■ **What the task asks**:
Set out every line bearing the string "Long".

::::

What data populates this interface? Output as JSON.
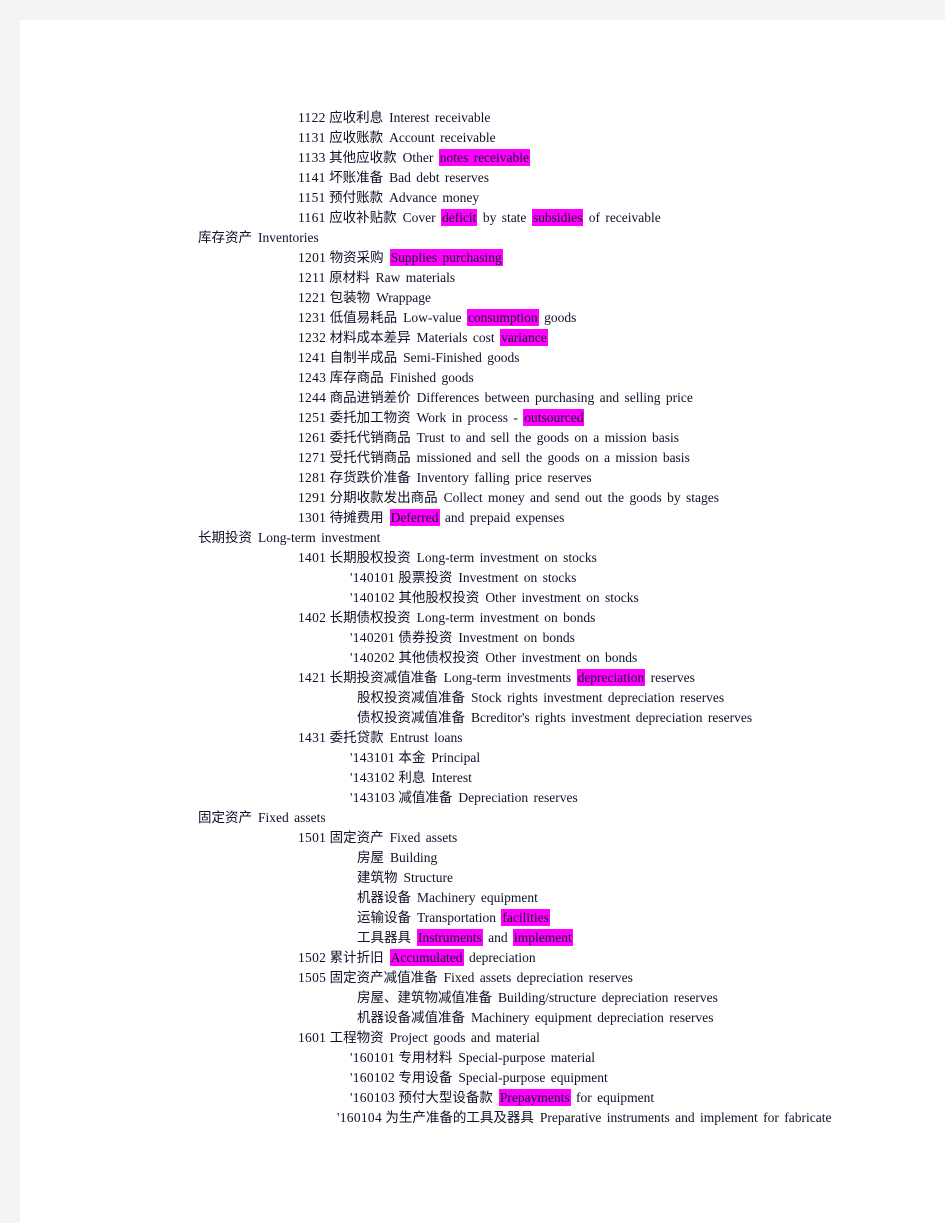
{
  "document": {
    "title": "Chinese-English Accounting Subjects (Assets)",
    "highlight_color": "#ff00ff",
    "text_color": "#101028",
    "page_background": "#ffffff",
    "canvas_background": "#f4f4f4"
  },
  "lines": [
    {
      "indent": "code",
      "code": "1122",
      "cn": "应收利息",
      "en": [
        {
          "t": "Interest receivable",
          "hl": false
        }
      ]
    },
    {
      "indent": "code",
      "code": "1131",
      "cn": "应收账款",
      "en": [
        {
          "t": "Account receivable",
          "hl": false
        }
      ]
    },
    {
      "indent": "code",
      "code": "1133",
      "cn": "其他应收款",
      "en": [
        {
          "t": "Other ",
          "hl": false
        },
        {
          "t": "notes receivable",
          "hl": true
        }
      ]
    },
    {
      "indent": "code",
      "code": "1141",
      "cn": "坏账准备",
      "en": [
        {
          "t": "Bad debt reserves",
          "hl": false
        }
      ]
    },
    {
      "indent": "code",
      "code": "1151",
      "cn": "预付账款",
      "en": [
        {
          "t": "Advance money",
          "hl": false
        }
      ]
    },
    {
      "indent": "code",
      "code": "1161",
      "cn": "应收补贴款",
      "en": [
        {
          "t": "Cover ",
          "hl": false
        },
        {
          "t": "deficit",
          "hl": true
        },
        {
          "t": " by state ",
          "hl": false
        },
        {
          "t": "subsidies",
          "hl": true
        },
        {
          "t": " of receivable",
          "hl": false
        }
      ]
    },
    {
      "indent": "head",
      "code": "",
      "cn": "库存资产",
      "en": [
        {
          "t": "Inventories",
          "hl": false
        }
      ]
    },
    {
      "indent": "code",
      "code": "1201",
      "cn": "物资采购",
      "en": [
        {
          "t": "Supplies purchasing",
          "hl": true
        }
      ]
    },
    {
      "indent": "code",
      "code": "1211",
      "cn": "原材料",
      "en": [
        {
          "t": "Raw materials",
          "hl": false
        }
      ]
    },
    {
      "indent": "code",
      "code": "1221",
      "cn": "包装物",
      "en": [
        {
          "t": "Wrappage",
          "hl": false
        }
      ]
    },
    {
      "indent": "code",
      "code": "1231",
      "cn": "低值易耗品",
      "en": [
        {
          "t": "Low-value ",
          "hl": false
        },
        {
          "t": "consumption",
          "hl": true
        },
        {
          "t": " goods",
          "hl": false
        }
      ]
    },
    {
      "indent": "code",
      "code": "1232",
      "cn": "材料成本差异",
      "en": [
        {
          "t": "Materials cost ",
          "hl": false
        },
        {
          "t": "variance",
          "hl": true
        }
      ]
    },
    {
      "indent": "code",
      "code": "1241",
      "cn": "自制半成品",
      "en": [
        {
          "t": "Semi-Finished goods",
          "hl": false
        }
      ]
    },
    {
      "indent": "code",
      "code": "1243",
      "cn": "库存商品",
      "en": [
        {
          "t": "Finished goods",
          "hl": false
        }
      ]
    },
    {
      "indent": "code",
      "code": "1244",
      "cn": "商品进销差价",
      "en": [
        {
          "t": "Differences between purchasing and selling price",
          "hl": false
        }
      ]
    },
    {
      "indent": "code",
      "code": "1251",
      "cn": "委托加工物资",
      "en": [
        {
          "t": "Work in process - ",
          "hl": false
        },
        {
          "t": "outsourced",
          "hl": true
        }
      ]
    },
    {
      "indent": "code",
      "code": "1261",
      "cn": "委托代销商品",
      "en": [
        {
          "t": "Trust to and sell the goods on a mission basis",
          "hl": false
        }
      ]
    },
    {
      "indent": "code",
      "code": "1271",
      "cn": "受托代销商品",
      "en": [
        {
          "t": "missioned and sell the goods on a mission basis",
          "hl": false
        }
      ]
    },
    {
      "indent": "code",
      "code": "1281",
      "cn": "存货跌价准备",
      "en": [
        {
          "t": "Inventory falling price reserves",
          "hl": false
        }
      ]
    },
    {
      "indent": "code",
      "code": "1291",
      "cn": "分期收款发出商品",
      "en": [
        {
          "t": "Collect money and send out the goods by stages",
          "hl": false
        }
      ]
    },
    {
      "indent": "code",
      "code": "1301",
      "cn": "待摊费用",
      "en": [
        {
          "t": "Deferred",
          "hl": true
        },
        {
          "t": " and prepaid expenses",
          "hl": false
        }
      ]
    },
    {
      "indent": "head",
      "code": "",
      "cn": "长期投资",
      "en": [
        {
          "t": "Long-term investment",
          "hl": false
        }
      ]
    },
    {
      "indent": "code",
      "code": "1401",
      "cn": "长期股权投资",
      "en": [
        {
          "t": "Long-term investment on stocks",
          "hl": false
        }
      ]
    },
    {
      "indent": "sub",
      "code": "'140101",
      "cn": "股票投资",
      "en": [
        {
          "t": "Investment on stocks",
          "hl": false
        }
      ]
    },
    {
      "indent": "sub",
      "code": "'140102",
      "cn": "其他股权投资",
      "en": [
        {
          "t": "Other investment on stocks",
          "hl": false
        }
      ]
    },
    {
      "indent": "code",
      "code": "1402",
      "cn": "长期债权投资",
      "en": [
        {
          "t": "Long-term investment on bonds",
          "hl": false
        }
      ]
    },
    {
      "indent": "sub",
      "code": "'140201",
      "cn": "债券投资",
      "en": [
        {
          "t": "Investment on bonds",
          "hl": false
        }
      ]
    },
    {
      "indent": "sub",
      "code": "'140202",
      "cn": "其他债权投资",
      "en": [
        {
          "t": "Other investment on bonds",
          "hl": false
        }
      ]
    },
    {
      "indent": "code",
      "code": "1421",
      "cn": "长期投资减值准备",
      "en": [
        {
          "t": "Long-term investments ",
          "hl": false
        },
        {
          "t": "depreciation",
          "hl": true
        },
        {
          "t": " reserves",
          "hl": false
        }
      ]
    },
    {
      "indent": "plain",
      "code": "",
      "cn": "股权投资减值准备",
      "en": [
        {
          "t": "Stock rights investment depreciation reserves",
          "hl": false
        }
      ]
    },
    {
      "indent": "plain",
      "code": "",
      "cn": "债权投资减值准备",
      "en": [
        {
          "t": "Bcreditor's rights investment depreciation reserves",
          "hl": false
        }
      ]
    },
    {
      "indent": "code",
      "code": "1431",
      "cn": "委托贷款",
      "en": [
        {
          "t": "Entrust loans",
          "hl": false
        }
      ]
    },
    {
      "indent": "sub",
      "code": "'143101",
      "cn": "本金",
      "en": [
        {
          "t": "Principal",
          "hl": false
        }
      ]
    },
    {
      "indent": "sub",
      "code": "'143102",
      "cn": "利息",
      "en": [
        {
          "t": "Interest",
          "hl": false
        }
      ]
    },
    {
      "indent": "sub",
      "code": "'143103",
      "cn": "减值准备",
      "en": [
        {
          "t": "Depreciation reserves",
          "hl": false
        }
      ]
    },
    {
      "indent": "head",
      "code": "",
      "cn": "固定资产",
      "en": [
        {
          "t": "Fixed assets",
          "hl": false
        }
      ]
    },
    {
      "indent": "code",
      "code": "1501",
      "cn": "固定资产",
      "en": [
        {
          "t": "Fixed assets",
          "hl": false
        }
      ]
    },
    {
      "indent": "plain",
      "code": "",
      "cn": "房屋",
      "en": [
        {
          "t": "Building",
          "hl": false
        }
      ]
    },
    {
      "indent": "plain",
      "code": "",
      "cn": "建筑物",
      "en": [
        {
          "t": "Structure",
          "hl": false
        }
      ]
    },
    {
      "indent": "plain",
      "code": "",
      "cn": "机器设备",
      "en": [
        {
          "t": "Machinery equipment",
          "hl": false
        }
      ]
    },
    {
      "indent": "plain",
      "code": "",
      "cn": "运输设备",
      "en": [
        {
          "t": "Transportation ",
          "hl": false
        },
        {
          "t": "facilities",
          "hl": true
        }
      ]
    },
    {
      "indent": "plain",
      "code": "",
      "cn": "工具器具",
      "en": [
        {
          "t": "Instruments",
          "hl": true
        },
        {
          "t": " and ",
          "hl": false
        },
        {
          "t": "implement",
          "hl": true
        }
      ]
    },
    {
      "indent": "code",
      "code": "1502",
      "cn": "累计折旧",
      "en": [
        {
          "t": "Accumulated",
          "hl": true
        },
        {
          "t": " depreciation",
          "hl": false
        }
      ]
    },
    {
      "indent": "code",
      "code": "1505",
      "cn": "固定资产减值准备",
      "en": [
        {
          "t": "Fixed assets depreciation reserves",
          "hl": false
        }
      ]
    },
    {
      "indent": "plain",
      "code": "",
      "cn": "房屋、建筑物减值准备",
      "en": [
        {
          "t": "Building/structure depreciation reserves",
          "hl": false
        }
      ]
    },
    {
      "indent": "plain",
      "code": "",
      "cn": "机器设备减值准备",
      "en": [
        {
          "t": "Machinery equipment depreciation reserves",
          "hl": false
        }
      ]
    },
    {
      "indent": "code",
      "code": "1601",
      "cn": "工程物资",
      "en": [
        {
          "t": "Project goods and material",
          "hl": false
        }
      ]
    },
    {
      "indent": "sub",
      "code": "'160101",
      "cn": "专用材料",
      "en": [
        {
          "t": "Special-purpose material",
          "hl": false
        }
      ]
    },
    {
      "indent": "sub",
      "code": "'160102",
      "cn": "专用设备",
      "en": [
        {
          "t": "Special-purpose equipment",
          "hl": false
        }
      ]
    },
    {
      "indent": "sub",
      "code": "'160103",
      "cn": "预付大型设备款",
      "en": [
        {
          "t": "Prepayments",
          "hl": true
        },
        {
          "t": " for equipment",
          "hl": false
        }
      ]
    },
    {
      "indent": "sub2",
      "code": "'160104",
      "cn": "为生产准备的工具及器具",
      "en": [
        {
          "t": "Preparative instruments and implement for fabricate",
          "hl": false
        }
      ]
    }
  ]
}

::::

■ **The answer**:
          "t": "Long-term investment",
          "t": "Long-term investment on stocks",
          "t": "Long-term investment on bonds",
          "t": "Long-term investments ",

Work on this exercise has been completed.